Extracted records
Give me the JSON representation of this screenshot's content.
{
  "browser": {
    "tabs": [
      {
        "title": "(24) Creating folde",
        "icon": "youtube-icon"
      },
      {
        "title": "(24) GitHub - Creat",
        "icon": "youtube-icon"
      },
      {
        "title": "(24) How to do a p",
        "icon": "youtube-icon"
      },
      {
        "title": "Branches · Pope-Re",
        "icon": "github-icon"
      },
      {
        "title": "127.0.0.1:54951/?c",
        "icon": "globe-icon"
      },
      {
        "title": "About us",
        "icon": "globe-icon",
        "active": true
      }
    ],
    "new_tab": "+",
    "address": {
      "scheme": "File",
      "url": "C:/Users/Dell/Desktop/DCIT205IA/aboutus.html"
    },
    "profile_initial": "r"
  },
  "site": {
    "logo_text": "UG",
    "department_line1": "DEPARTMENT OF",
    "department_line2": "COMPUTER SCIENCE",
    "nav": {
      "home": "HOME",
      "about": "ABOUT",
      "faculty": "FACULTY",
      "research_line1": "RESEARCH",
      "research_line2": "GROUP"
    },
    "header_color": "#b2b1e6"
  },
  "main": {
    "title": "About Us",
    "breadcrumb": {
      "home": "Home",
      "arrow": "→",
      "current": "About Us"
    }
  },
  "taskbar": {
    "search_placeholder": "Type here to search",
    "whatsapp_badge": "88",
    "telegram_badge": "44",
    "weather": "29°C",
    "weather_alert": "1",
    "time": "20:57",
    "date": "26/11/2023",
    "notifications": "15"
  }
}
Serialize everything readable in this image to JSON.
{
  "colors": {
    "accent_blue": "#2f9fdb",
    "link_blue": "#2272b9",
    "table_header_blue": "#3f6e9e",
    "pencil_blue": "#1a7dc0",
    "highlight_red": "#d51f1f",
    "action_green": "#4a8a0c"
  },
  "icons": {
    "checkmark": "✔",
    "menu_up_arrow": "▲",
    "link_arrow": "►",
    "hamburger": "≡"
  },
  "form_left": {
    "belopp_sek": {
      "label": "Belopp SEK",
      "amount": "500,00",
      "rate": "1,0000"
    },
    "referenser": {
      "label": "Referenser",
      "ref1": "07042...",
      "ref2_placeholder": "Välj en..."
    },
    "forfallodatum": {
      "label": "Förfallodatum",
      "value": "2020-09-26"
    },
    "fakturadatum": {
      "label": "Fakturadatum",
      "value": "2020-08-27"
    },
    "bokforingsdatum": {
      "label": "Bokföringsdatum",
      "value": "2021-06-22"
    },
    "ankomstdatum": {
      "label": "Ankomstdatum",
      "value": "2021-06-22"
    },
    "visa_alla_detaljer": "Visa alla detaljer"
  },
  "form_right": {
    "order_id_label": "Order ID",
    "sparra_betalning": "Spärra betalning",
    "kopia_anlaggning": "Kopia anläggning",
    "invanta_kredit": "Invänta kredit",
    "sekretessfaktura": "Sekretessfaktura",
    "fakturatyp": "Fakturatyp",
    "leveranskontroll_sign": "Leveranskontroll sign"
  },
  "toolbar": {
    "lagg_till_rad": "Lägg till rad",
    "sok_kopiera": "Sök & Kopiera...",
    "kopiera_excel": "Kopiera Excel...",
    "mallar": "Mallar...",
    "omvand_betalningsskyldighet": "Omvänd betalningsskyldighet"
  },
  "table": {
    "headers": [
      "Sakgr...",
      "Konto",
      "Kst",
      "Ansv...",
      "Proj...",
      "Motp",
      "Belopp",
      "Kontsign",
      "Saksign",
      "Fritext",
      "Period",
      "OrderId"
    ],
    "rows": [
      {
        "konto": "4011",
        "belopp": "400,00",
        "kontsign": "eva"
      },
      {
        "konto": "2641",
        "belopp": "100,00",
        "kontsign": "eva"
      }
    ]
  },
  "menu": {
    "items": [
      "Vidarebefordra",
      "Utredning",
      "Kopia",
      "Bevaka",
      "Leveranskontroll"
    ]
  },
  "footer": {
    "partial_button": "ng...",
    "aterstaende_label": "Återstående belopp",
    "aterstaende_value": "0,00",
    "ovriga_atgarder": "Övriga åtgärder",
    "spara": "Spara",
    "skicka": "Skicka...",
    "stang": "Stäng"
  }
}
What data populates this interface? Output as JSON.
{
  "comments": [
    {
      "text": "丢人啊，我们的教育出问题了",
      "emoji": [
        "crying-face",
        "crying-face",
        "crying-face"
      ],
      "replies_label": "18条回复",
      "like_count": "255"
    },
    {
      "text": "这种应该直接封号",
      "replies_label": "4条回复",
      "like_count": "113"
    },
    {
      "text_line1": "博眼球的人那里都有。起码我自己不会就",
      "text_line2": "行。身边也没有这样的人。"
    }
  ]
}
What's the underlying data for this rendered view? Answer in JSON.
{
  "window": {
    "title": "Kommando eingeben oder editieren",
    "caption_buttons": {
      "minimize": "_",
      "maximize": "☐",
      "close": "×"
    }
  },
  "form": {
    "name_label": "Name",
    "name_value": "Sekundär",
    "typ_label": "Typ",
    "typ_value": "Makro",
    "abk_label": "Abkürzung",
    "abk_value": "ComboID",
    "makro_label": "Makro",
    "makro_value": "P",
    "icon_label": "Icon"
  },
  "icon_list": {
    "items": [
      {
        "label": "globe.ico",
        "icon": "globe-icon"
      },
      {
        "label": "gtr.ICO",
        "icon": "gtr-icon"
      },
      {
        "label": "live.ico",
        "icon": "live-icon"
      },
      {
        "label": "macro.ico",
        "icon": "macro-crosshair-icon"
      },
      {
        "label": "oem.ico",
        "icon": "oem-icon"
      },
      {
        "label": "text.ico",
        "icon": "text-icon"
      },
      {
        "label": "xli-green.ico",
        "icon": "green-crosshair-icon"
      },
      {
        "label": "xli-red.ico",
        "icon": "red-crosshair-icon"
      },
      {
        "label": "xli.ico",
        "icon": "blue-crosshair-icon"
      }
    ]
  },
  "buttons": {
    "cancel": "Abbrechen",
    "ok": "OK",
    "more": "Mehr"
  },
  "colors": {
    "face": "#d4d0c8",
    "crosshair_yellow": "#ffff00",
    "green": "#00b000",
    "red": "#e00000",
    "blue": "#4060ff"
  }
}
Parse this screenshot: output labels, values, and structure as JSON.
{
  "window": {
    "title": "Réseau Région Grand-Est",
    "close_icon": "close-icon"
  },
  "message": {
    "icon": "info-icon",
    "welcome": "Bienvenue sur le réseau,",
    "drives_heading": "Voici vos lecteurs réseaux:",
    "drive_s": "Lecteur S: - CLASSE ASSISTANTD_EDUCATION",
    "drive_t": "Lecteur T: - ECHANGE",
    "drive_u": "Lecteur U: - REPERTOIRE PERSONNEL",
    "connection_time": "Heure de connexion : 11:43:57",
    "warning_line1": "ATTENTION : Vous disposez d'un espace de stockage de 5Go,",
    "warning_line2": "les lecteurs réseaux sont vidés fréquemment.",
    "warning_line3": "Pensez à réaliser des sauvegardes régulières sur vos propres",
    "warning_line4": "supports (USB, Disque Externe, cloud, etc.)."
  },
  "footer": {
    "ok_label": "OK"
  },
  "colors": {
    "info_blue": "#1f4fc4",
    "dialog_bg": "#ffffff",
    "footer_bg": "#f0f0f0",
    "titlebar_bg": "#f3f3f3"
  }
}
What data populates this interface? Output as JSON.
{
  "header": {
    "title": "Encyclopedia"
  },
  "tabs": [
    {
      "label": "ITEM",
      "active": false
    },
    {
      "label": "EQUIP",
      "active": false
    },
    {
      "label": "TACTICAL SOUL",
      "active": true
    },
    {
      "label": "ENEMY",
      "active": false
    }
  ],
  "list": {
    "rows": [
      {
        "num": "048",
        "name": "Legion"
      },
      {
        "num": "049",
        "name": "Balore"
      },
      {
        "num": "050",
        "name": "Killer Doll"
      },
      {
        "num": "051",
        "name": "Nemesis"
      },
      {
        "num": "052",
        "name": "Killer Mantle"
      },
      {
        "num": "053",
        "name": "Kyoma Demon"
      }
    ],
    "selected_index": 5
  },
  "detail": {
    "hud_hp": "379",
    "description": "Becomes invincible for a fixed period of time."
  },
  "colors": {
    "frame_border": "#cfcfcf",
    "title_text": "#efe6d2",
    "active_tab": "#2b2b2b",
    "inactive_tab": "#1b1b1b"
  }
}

*WHAT YOU WILL DO*
Look through the entries above and list every line containing "Kopia".

*RESULT OF THIS TASK*
    "kopia_anlaggning": "Kopia anläggning",
      "Kopia",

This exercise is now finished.